=== Data supplied ===

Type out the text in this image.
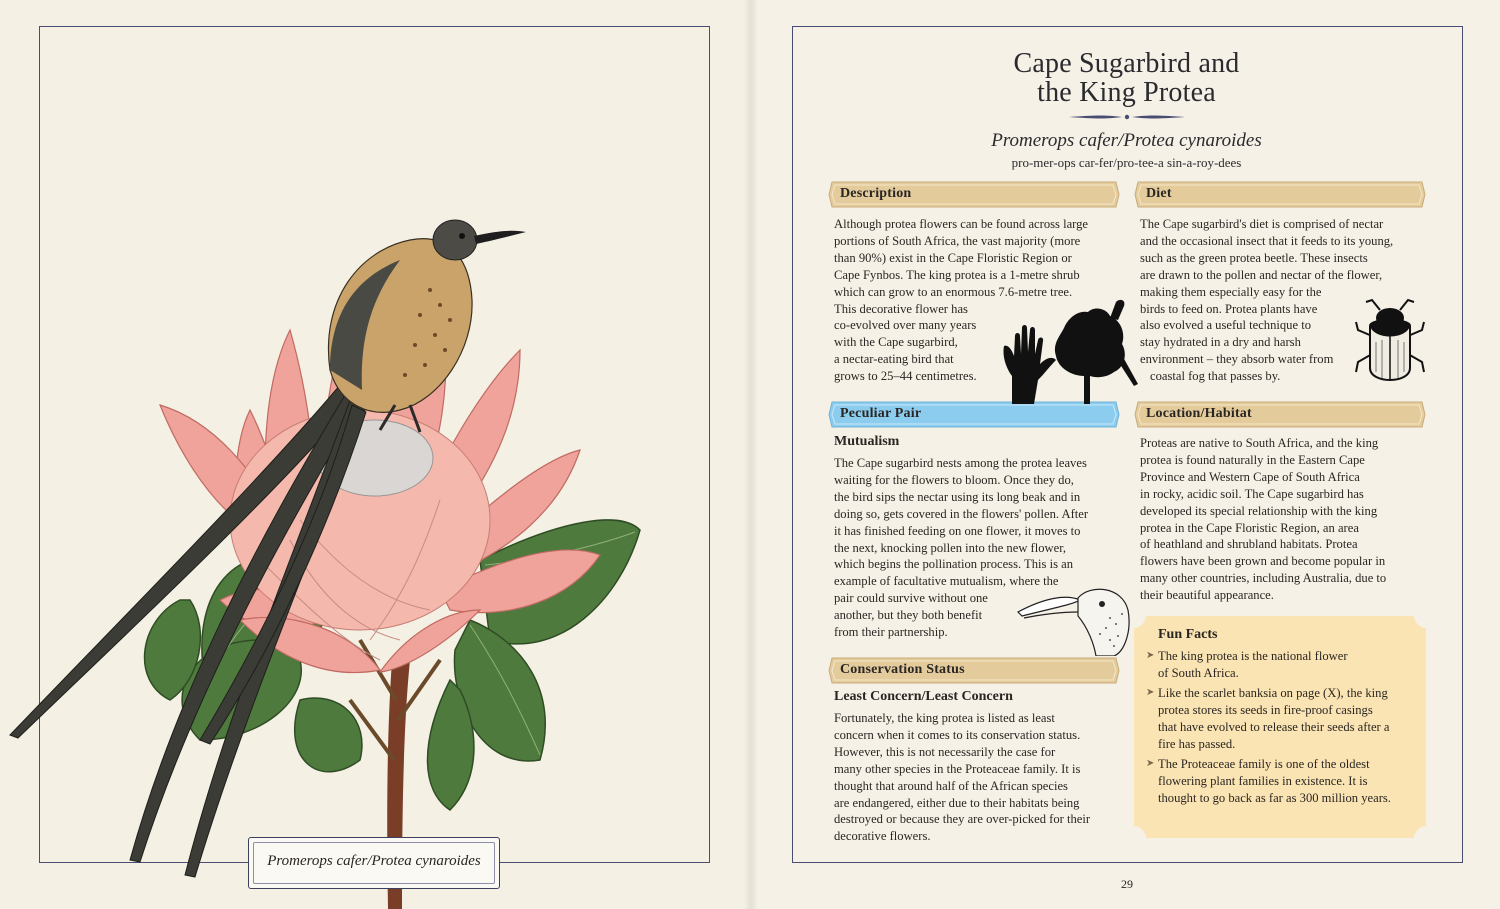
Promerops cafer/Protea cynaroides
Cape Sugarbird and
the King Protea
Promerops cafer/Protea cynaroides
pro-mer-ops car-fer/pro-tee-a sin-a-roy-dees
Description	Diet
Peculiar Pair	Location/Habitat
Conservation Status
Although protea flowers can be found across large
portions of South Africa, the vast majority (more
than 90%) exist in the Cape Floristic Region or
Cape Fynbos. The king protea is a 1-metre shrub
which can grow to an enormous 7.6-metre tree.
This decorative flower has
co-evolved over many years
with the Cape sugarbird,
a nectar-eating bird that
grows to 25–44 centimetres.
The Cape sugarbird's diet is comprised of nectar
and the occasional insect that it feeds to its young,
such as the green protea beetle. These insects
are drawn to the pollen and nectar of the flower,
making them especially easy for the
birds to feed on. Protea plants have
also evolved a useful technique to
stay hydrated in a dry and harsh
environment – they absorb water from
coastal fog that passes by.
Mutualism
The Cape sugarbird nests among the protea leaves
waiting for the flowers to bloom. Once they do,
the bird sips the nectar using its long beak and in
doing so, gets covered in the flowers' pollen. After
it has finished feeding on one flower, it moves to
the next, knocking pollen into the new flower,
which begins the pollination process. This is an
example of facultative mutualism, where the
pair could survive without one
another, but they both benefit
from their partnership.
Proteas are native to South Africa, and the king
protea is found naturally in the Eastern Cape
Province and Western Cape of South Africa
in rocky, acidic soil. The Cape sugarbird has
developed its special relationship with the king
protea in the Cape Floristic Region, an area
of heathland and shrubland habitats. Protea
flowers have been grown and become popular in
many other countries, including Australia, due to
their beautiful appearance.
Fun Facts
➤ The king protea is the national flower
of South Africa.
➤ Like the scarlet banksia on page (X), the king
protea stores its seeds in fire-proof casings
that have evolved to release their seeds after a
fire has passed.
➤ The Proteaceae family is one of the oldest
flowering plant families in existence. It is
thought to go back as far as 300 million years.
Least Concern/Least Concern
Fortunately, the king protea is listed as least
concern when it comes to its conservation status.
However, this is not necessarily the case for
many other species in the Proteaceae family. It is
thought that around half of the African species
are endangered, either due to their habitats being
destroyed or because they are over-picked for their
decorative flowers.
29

===

◆ Exercise brief ◆
Restate each entry word for word, please, but drop any images it holds.

◆ Answer below ◆
Type out the text in this image.
Promerops cafer/Protea cynaroides
Cape Sugarbird and
the King Protea
Promerops cafer/Protea cynaroides
pro-mer-ops car-fer/pro-tee-a sin-a-roy-dees
Description	Diet
Peculiar Pair	Location/Habitat
Conservation Status
Although protea flowers can be found across large
portions of South Africa, the vast majority (more
than 90%) exist in the Cape Floristic Region or
Cape Fynbos. The king protea is a 1-metre shrub
which can grow to an enormous 7.6-metre tree.
This decorative flower has
co-evolved over many years
with the Cape sugarbird,
a nectar-eating bird that
grows to 25–44 centimetres.
The Cape sugarbird's diet is comprised of nectar
and the occasional insect that it feeds to its young,
such as the green protea beetle. These insects
are drawn to the pollen and nectar of the flower,
making them especially easy for the
birds to feed on. Protea plants have
also evolved a useful technique to
stay hydrated in a dry and harsh
environment – they absorb water from
coastal fog that passes by.
Mutualism
The Cape sugarbird nests among the protea leaves
waiting for the flowers to bloom. Once they do,
the bird sips the nectar using its long beak and in
doing so, gets covered in the flowers' pollen. After
it has finished feeding on one flower, it moves to
the next, knocking pollen into the new flower,
which begins the pollination process. This is an
example of facultative mutualism, where the
pair could survive without one
another, but they both benefit
from their partnership.
Proteas are native to South Africa, and the king
protea is found naturally in the Eastern Cape
Province and Western Cape of South Africa
in rocky, acidic soil. The Cape sugarbird has
developed its special relationship with the king
protea in the Cape Floristic Region, an area
of heathland and shrubland habitats. Protea
flowers have been grown and become popular in
many other countries, including Australia, due to
their beautiful appearance.
Fun Facts
➤ The king protea is the national flower
of South Africa.
➤ Like the scarlet banksia on page (X), the king
protea stores its seeds in fire-proof casings
that have evolved to release their seeds after a
fire has passed.
➤ The Proteaceae family is one of the oldest
flowering plant families in existence. It is
thought to go back as far as 300 million years.
Least Concern/Least Concern
Fortunately, the king protea is listed as least
concern when it comes to its conservation status.
However, this is not necessarily the case for
many other species in the Proteaceae family. It is
thought that around half of the African species
are endangered, either due to their habitats being
destroyed or because they are over-picked for their
decorative flowers.
29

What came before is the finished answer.